* Data records *
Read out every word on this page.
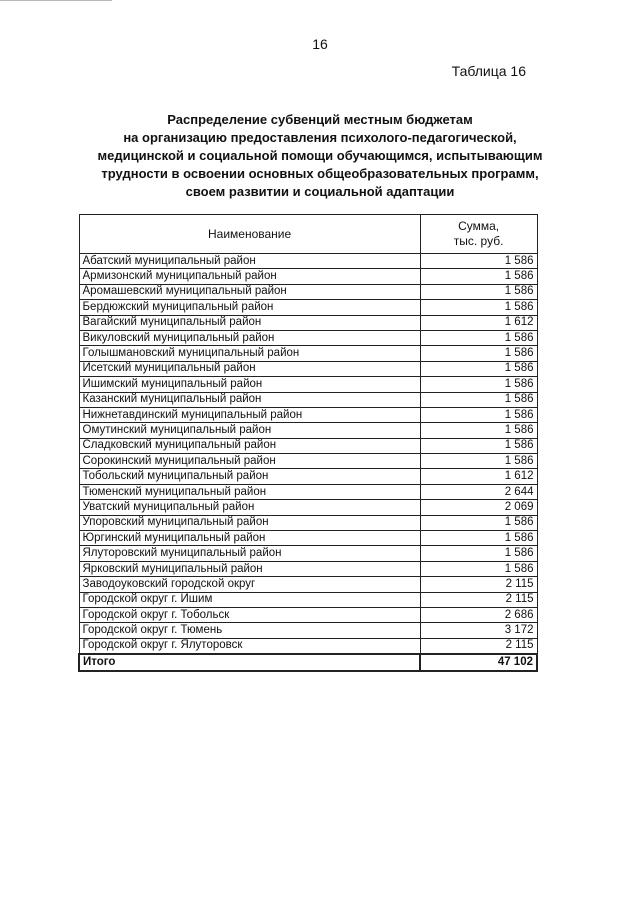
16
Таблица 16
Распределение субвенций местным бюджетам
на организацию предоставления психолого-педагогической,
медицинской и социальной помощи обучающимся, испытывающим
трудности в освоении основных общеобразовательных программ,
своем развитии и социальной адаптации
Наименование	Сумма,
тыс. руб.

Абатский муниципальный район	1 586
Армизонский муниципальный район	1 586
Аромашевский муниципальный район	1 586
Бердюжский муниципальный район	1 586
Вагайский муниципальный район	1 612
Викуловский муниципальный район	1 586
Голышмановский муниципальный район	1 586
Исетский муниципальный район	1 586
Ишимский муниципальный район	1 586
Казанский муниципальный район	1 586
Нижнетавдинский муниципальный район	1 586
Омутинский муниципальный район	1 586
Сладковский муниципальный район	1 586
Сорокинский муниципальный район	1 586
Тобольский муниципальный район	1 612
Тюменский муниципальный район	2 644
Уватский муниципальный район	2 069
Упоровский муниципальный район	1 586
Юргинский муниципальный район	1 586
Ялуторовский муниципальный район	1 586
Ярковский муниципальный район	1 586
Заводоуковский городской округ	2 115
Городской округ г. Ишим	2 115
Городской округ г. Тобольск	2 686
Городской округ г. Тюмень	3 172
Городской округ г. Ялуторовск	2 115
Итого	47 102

* * *

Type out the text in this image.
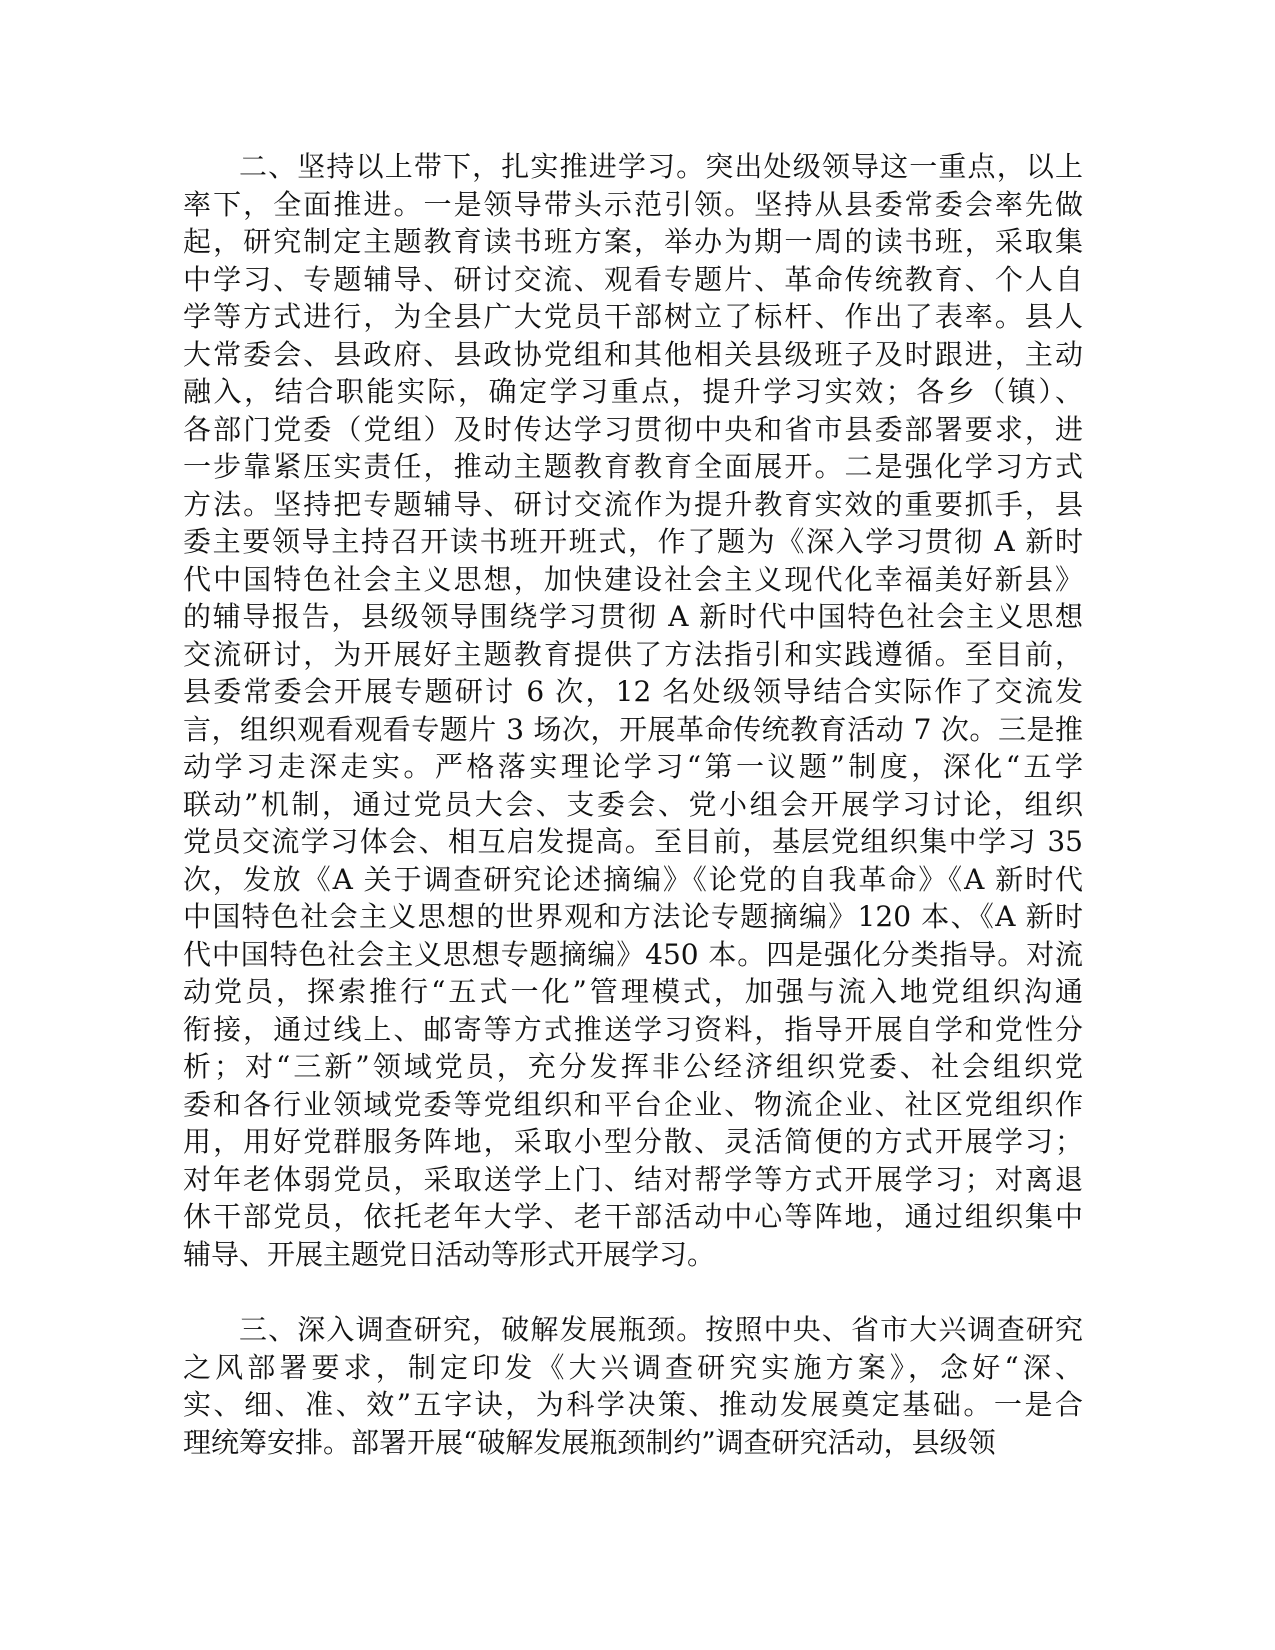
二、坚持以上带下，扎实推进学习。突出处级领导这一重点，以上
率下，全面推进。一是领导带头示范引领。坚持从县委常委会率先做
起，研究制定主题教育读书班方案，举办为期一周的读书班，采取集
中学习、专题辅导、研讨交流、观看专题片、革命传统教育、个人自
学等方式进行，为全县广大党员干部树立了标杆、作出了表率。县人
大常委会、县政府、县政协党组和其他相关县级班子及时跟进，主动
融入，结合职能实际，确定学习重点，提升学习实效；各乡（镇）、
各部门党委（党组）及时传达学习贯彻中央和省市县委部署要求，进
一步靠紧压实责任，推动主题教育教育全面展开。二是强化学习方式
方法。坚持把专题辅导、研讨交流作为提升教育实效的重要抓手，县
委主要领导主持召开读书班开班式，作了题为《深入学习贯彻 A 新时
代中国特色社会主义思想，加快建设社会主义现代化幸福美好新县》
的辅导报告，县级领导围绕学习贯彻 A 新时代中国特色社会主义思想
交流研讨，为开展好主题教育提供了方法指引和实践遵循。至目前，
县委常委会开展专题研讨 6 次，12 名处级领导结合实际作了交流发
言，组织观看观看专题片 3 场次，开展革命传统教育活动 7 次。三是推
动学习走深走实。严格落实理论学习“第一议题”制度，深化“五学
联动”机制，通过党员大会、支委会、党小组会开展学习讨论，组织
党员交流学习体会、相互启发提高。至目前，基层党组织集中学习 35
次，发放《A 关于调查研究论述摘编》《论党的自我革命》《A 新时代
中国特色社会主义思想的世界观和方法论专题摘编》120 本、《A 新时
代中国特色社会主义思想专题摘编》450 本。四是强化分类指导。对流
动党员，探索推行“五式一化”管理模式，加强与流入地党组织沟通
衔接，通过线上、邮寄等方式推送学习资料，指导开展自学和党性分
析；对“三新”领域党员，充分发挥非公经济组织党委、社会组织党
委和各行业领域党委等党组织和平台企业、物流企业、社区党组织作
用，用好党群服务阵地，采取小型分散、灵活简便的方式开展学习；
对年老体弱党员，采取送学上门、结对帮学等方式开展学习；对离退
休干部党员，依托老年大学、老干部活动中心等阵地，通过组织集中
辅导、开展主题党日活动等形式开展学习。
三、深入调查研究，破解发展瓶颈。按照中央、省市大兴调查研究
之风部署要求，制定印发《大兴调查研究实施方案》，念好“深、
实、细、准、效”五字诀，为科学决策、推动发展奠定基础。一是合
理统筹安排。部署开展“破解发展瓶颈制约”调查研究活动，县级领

---

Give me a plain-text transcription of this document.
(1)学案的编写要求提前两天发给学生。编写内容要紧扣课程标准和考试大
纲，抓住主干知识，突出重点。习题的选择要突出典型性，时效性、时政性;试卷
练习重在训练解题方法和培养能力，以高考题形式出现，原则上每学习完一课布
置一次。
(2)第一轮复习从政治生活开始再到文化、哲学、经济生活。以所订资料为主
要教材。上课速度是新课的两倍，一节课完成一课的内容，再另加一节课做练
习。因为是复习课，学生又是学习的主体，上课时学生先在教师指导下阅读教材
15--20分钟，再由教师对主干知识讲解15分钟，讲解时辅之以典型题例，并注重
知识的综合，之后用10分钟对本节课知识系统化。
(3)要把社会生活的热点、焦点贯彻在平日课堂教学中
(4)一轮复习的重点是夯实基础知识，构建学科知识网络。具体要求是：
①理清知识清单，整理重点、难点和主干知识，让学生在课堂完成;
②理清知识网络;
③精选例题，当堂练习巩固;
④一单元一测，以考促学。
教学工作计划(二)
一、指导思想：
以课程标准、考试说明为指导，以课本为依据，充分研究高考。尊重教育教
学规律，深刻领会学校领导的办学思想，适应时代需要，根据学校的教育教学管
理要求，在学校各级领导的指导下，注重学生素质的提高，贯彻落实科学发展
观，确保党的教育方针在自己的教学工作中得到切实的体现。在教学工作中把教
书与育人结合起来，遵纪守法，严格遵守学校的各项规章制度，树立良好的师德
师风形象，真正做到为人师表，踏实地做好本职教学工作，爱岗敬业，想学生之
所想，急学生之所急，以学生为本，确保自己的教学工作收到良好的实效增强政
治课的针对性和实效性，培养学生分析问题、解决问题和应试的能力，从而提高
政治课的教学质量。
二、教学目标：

* Goal *
Go through the entries above and pull out each line with "социальной" in it.

* The answer *
медицинской и социальной помощи обучающимся, испытывающим
своем развитии и социальной адаптации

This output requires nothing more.